# Written exercise
Retype the whole listing verbatim and keep the pictures out of it.

# Records supplied
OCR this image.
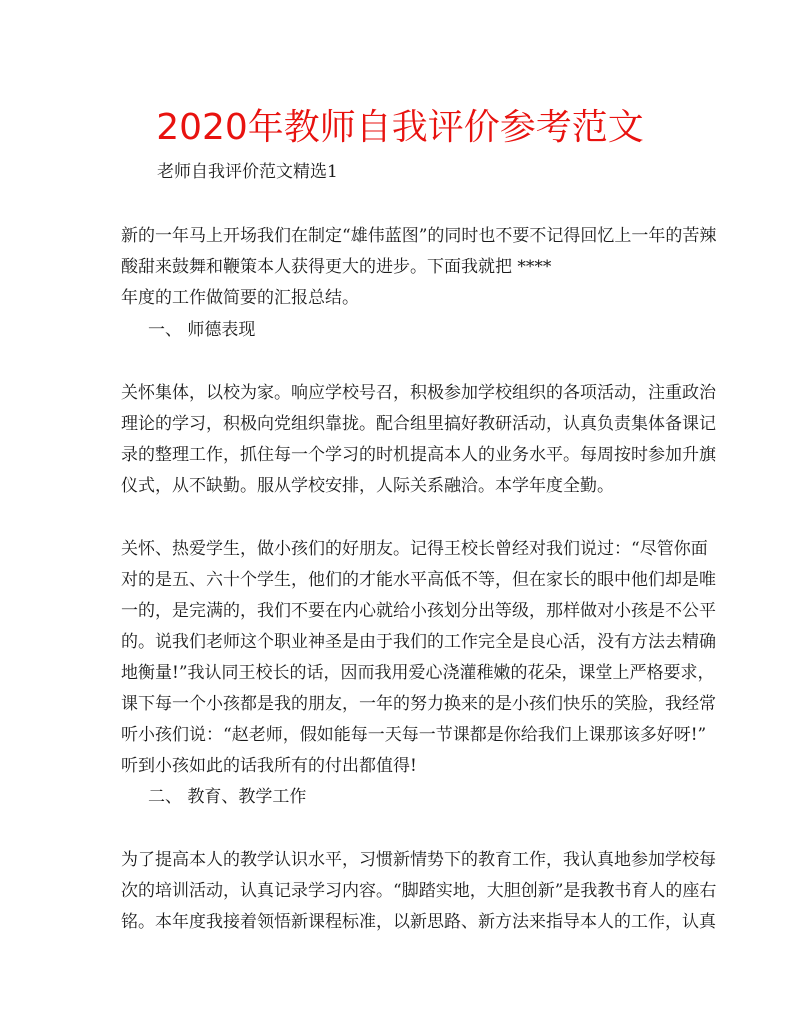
2020年教师自我评价参考范文

老师自我评价范文精选1

新的一年马上开场我们在制定“雄伟蓝图”的同时也不要不记得回忆上一年的苦辣

酸甜来鼓舞和鞭策本人获得更大的进步。下面我就把 ****

年度的工作做简要的汇报总结。

一、 师德表现

关怀集体，以校为家。响应学校号召，积极参加学校组织的各项活动，注重政治

理论的学习，积极向党组织靠拢。配合组里搞好教研活动，认真负责集体备课记

录的整理工作，抓住每一个学习的时机提高本人的业务水平。每周按时参加升旗

仪式，从不缺勤。服从学校安排，人际关系融洽。本学年度全勤。

关怀、热爱学生，做小孩们的好朋友。记得王校长曾经对我们说过：“尽管你面

对的是五、六十个学生，他们的才能水平高低不等，但在家长的眼中他们却是唯

一的，是完满的，我们不要在内心就给小孩划分出等级，那样做对小孩是不公平

的。说我们老师这个职业神圣是由于我们的工作完全是良心活，没有方法去精确

地衡量!”我认同王校长的话，因而我用爱心浇灌稚嫩的花朵，课堂上严格要求，

课下每一个小孩都是我的朋友，一年的努力换来的是小孩们快乐的笑脸，我经常

听小孩们说：“赵老师，假如能每一天每一节课都是你给我们上课那该多好呀!”

听到小孩如此的话我所有的付出都值得!

二、 教育、教学工作

为了提高本人的教学认识水平，习惯新情势下的教育工作，我认真地参加学校每

次的培训活动，认真记录学习内容。“脚踏实地，大胆创新”是我教书育人的座右

铭。本年度我接着领悟新课程标准，以新思路、新方法来指导本人的工作，认真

# Exercise solution
OCR this image.
2020年教师自我评价参考范文

老师自我评价范文精选1

新的一年马上开场我们在制定“雄伟蓝图”的同时也不要不记得回忆上一年的苦辣

酸甜来鼓舞和鞭策本人获得更大的进步。下面我就把 ****

年度的工作做简要的汇报总结。

一、 师德表现

关怀集体，以校为家。响应学校号召，积极参加学校组织的各项活动，注重政治

理论的学习，积极向党组织靠拢。配合组里搞好教研活动，认真负责集体备课记

录的整理工作，抓住每一个学习的时机提高本人的业务水平。每周按时参加升旗

仪式，从不缺勤。服从学校安排，人际关系融洽。本学年度全勤。

关怀、热爱学生，做小孩们的好朋友。记得王校长曾经对我们说过：“尽管你面

对的是五、六十个学生，他们的才能水平高低不等，但在家长的眼中他们却是唯

一的，是完满的，我们不要在内心就给小孩划分出等级，那样做对小孩是不公平

的。说我们老师这个职业神圣是由于我们的工作完全是良心活，没有方法去精确

地衡量!”我认同王校长的话，因而我用爱心浇灌稚嫩的花朵，课堂上严格要求，

课下每一个小孩都是我的朋友，一年的努力换来的是小孩们快乐的笑脸，我经常

听小孩们说：“赵老师，假如能每一天每一节课都是你给我们上课那该多好呀!”

听到小孩如此的话我所有的付出都值得!

二、 教育、教学工作

为了提高本人的教学认识水平，习惯新情势下的教育工作，我认真地参加学校每

次的培训活动，认真记录学习内容。“脚踏实地，大胆创新”是我教书育人的座右

铭。本年度我接着领悟新课程标准，以新思路、新方法来指导本人的工作，认真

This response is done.